[Records excerpted from a collection]
————————

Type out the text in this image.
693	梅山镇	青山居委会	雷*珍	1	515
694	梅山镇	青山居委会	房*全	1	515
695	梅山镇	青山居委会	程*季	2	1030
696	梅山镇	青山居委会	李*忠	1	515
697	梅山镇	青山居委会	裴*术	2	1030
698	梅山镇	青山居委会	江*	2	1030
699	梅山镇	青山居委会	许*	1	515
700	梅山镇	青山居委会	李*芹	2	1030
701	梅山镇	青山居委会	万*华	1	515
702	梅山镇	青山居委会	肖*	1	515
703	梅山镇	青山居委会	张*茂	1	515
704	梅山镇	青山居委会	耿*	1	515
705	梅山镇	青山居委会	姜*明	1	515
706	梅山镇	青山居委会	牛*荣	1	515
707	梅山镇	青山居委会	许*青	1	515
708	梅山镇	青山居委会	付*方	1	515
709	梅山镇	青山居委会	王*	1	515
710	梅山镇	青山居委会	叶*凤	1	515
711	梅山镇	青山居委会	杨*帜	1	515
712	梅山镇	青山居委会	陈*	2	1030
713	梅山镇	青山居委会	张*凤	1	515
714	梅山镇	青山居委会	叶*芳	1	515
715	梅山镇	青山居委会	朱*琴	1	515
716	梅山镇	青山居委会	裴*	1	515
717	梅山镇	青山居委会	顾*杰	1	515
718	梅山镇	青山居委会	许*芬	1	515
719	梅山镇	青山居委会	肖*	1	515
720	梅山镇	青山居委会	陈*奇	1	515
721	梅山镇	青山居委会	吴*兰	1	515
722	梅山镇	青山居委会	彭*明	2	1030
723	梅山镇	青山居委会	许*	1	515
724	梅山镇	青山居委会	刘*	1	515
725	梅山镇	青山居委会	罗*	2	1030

————————

What is being asked:
Set down the entries above again, word for word.

Response to the task:
Type out the text in this image.
693	梅山镇	青山居委会	雷*珍	1	515
694	梅山镇	青山居委会	房*全	1	515
695	梅山镇	青山居委会	程*季	2	1030
696	梅山镇	青山居委会	李*忠	1	515
697	梅山镇	青山居委会	裴*术	2	1030
698	梅山镇	青山居委会	江*	2	1030
699	梅山镇	青山居委会	许*	1	515
700	梅山镇	青山居委会	李*芹	2	1030
701	梅山镇	青山居委会	万*华	1	515
702	梅山镇	青山居委会	肖*	1	515
703	梅山镇	青山居委会	张*茂	1	515
704	梅山镇	青山居委会	耿*	1	515
705	梅山镇	青山居委会	姜*明	1	515
706	梅山镇	青山居委会	牛*荣	1	515
707	梅山镇	青山居委会	许*青	1	515
708	梅山镇	青山居委会	付*方	1	515
709	梅山镇	青山居委会	王*	1	515
710	梅山镇	青山居委会	叶*凤	1	515
711	梅山镇	青山居委会	杨*帜	1	515
712	梅山镇	青山居委会	陈*	2	1030
713	梅山镇	青山居委会	张*凤	1	515
714	梅山镇	青山居委会	叶*芳	1	515
715	梅山镇	青山居委会	朱*琴	1	515
716	梅山镇	青山居委会	裴*	1	515
717	梅山镇	青山居委会	顾*杰	1	515
718	梅山镇	青山居委会	许*芬	1	515
719	梅山镇	青山居委会	肖*	1	515
720	梅山镇	青山居委会	陈*奇	1	515
721	梅山镇	青山居委会	吴*兰	1	515
722	梅山镇	青山居委会	彭*明	2	1030
723	梅山镇	青山居委会	许*	1	515
724	梅山镇	青山居委会	刘*	1	515
725	梅山镇	青山居委会	罗*	2	1030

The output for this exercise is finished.